++++ Items
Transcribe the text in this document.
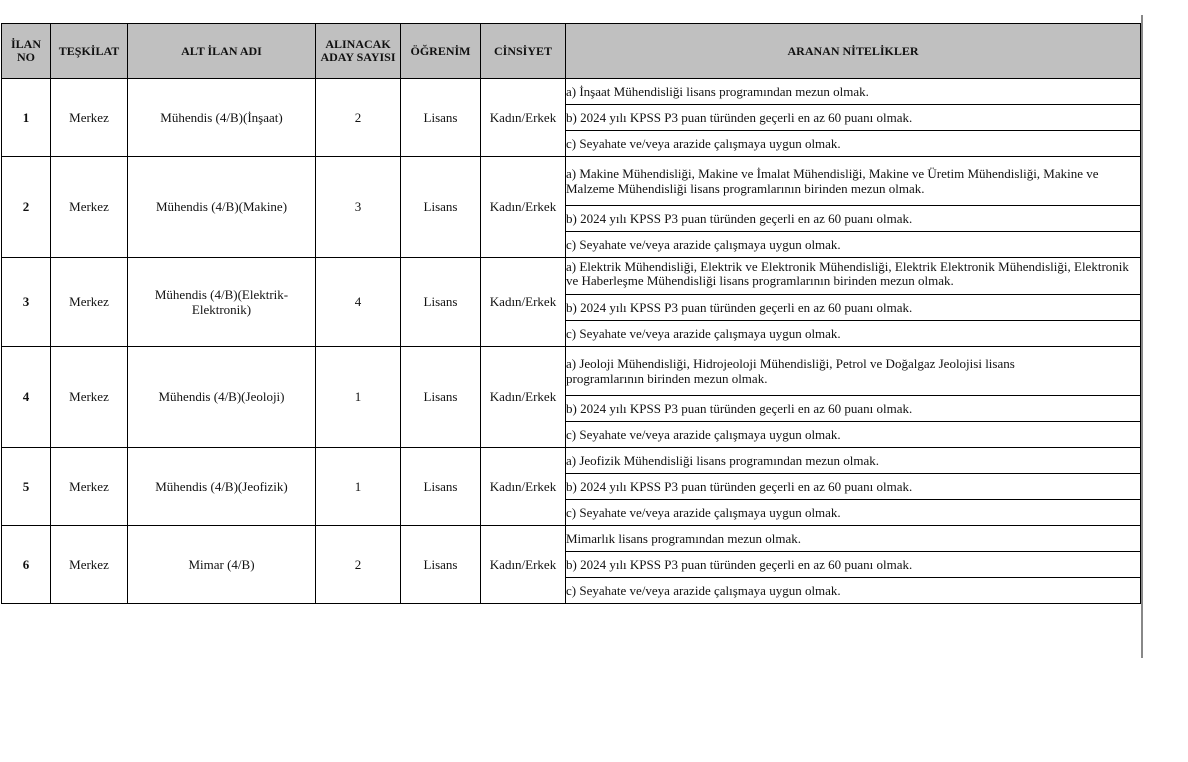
İLAN NO	TEŞKİLAT	ALT İLAN ADI	ALINACAK ADAY SAYISI	ÖĞRENİM	CİNSİYET	ARANAN NİTELİKLER
1	Merkez	Mühendis (4/B)(İnşaat)	2	Lisans	Kadın/Erkek	a) İnşaat Mühendisliği lisans programından mezun olmak.
						b) 2024 yılı KPSS P3 puan türünden geçerli en az 60 puanı olmak.
						c) Seyahate ve/veya arazide çalışmaya uygun olmak.
2	Merkez	Mühendis (4/B)(Makine)	3	Lisans	Kadın/Erkek	a) Makine Mühendisliği, Makine ve İmalat Mühendisliği, Makine ve Üretim Mühendisliği, Makine ve Malzeme Mühendisliği lisans programlarının birinden mezun olmak.
						b) 2024 yılı KPSS P3 puan türünden geçerli en az 60 puanı olmak.
						c) Seyahate ve/veya arazide çalışmaya uygun olmak.
3	Merkez	Mühendis (4/B)(Elektrik-Elektronik)	4	Lisans	Kadın/Erkek	a) Elektrik Mühendisliği, Elektrik ve Elektronik Mühendisliği, Elektrik Elektronik Mühendisliği, Elektronik ve Haberleşme Mühendisliği lisans programlarının birinden mezun olmak.
						b) 2024 yılı KPSS P3 puan türünden geçerli en az 60 puanı olmak.
						c) Seyahate ve/veya arazide çalışmaya uygun olmak.
4	Merkez	Mühendis (4/B)(Jeoloji)	1	Lisans	Kadın/Erkek	a) Jeoloji Mühendisliği, Hidrojeoloji Mühendisliği, Petrol ve Doğalgaz Jeolojisi lisans programlarının birinden mezun olmak.
						b) 2024 yılı KPSS P3 puan türünden geçerli en az 60 puanı olmak.
						c) Seyahate ve/veya arazide çalışmaya uygun olmak.
5	Merkez	Mühendis (4/B)(Jeofizik)	1	Lisans	Kadın/Erkek	a) Jeofizik Mühendisliği lisans programından mezun olmak.
						b) 2024 yılı KPSS P3 puan türünden geçerli en az 60 puanı olmak.
						c) Seyahate ve/veya arazide çalışmaya uygun olmak.
6	Merkez	Mimar (4/B)	2	Lisans	Kadın/Erkek	Mimarlık lisans programından mezun olmak.
						b) 2024 yılı KPSS P3 puan türünden geçerli en az 60 puanı olmak.
						c) Seyahate ve/veya arazide çalışmaya uygun olmak.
++++++++
Copy every entry word for word, but omit the pictures.

Result of this exercise:
Transcribe the text in this document.
İLAN NO	TEŞKİLAT	ALT İLAN ADI	ALINACAK ADAY SAYISI	ÖĞRENİM	CİNSİYET	ARANAN NİTELİKLER
1	Merkez	Mühendis (4/B)(İnşaat)	2	Lisans	Kadın/Erkek	a) İnşaat Mühendisliği lisans programından mezun olmak.
						b) 2024 yılı KPSS P3 puan türünden geçerli en az 60 puanı olmak.
						c) Seyahate ve/veya arazide çalışmaya uygun olmak.
2	Merkez	Mühendis (4/B)(Makine)	3	Lisans	Kadın/Erkek	a) Makine Mühendisliği, Makine ve İmalat Mühendisliği, Makine ve Üretim Mühendisliği, Makine ve Malzeme Mühendisliği lisans programlarının birinden mezun olmak.
						b) 2024 yılı KPSS P3 puan türünden geçerli en az 60 puanı olmak.
						c) Seyahate ve/veya arazide çalışmaya uygun olmak.
3	Merkez	Mühendis (4/B)(Elektrik-Elektronik)	4	Lisans	Kadın/Erkek	a) Elektrik Mühendisliği, Elektrik ve Elektronik Mühendisliği, Elektrik Elektronik Mühendisliği, Elektronik ve Haberleşme Mühendisliği lisans programlarının birinden mezun olmak.
						b) 2024 yılı KPSS P3 puan türünden geçerli en az 60 puanı olmak.
						c) Seyahate ve/veya arazide çalışmaya uygun olmak.
4	Merkez	Mühendis (4/B)(Jeoloji)	1	Lisans	Kadın/Erkek	a) Jeoloji Mühendisliği, Hidrojeoloji Mühendisliği, Petrol ve Doğalgaz Jeolojisi lisans programlarının birinden mezun olmak.
						b) 2024 yılı KPSS P3 puan türünden geçerli en az 60 puanı olmak.
						c) Seyahate ve/veya arazide çalışmaya uygun olmak.
5	Merkez	Mühendis (4/B)(Jeofizik)	1	Lisans	Kadın/Erkek	a) Jeofizik Mühendisliği lisans programından mezun olmak.
						b) 2024 yılı KPSS P3 puan türünden geçerli en az 60 puanı olmak.
						c) Seyahate ve/veya arazide çalışmaya uygun olmak.
6	Merkez	Mimar (4/B)	2	Lisans	Kadın/Erkek	Mimarlık lisans programından mezun olmak.
						b) 2024 yılı KPSS P3 puan türünden geçerli en az 60 puanı olmak.
						c) Seyahate ve/veya arazide çalışmaya uygun olmak.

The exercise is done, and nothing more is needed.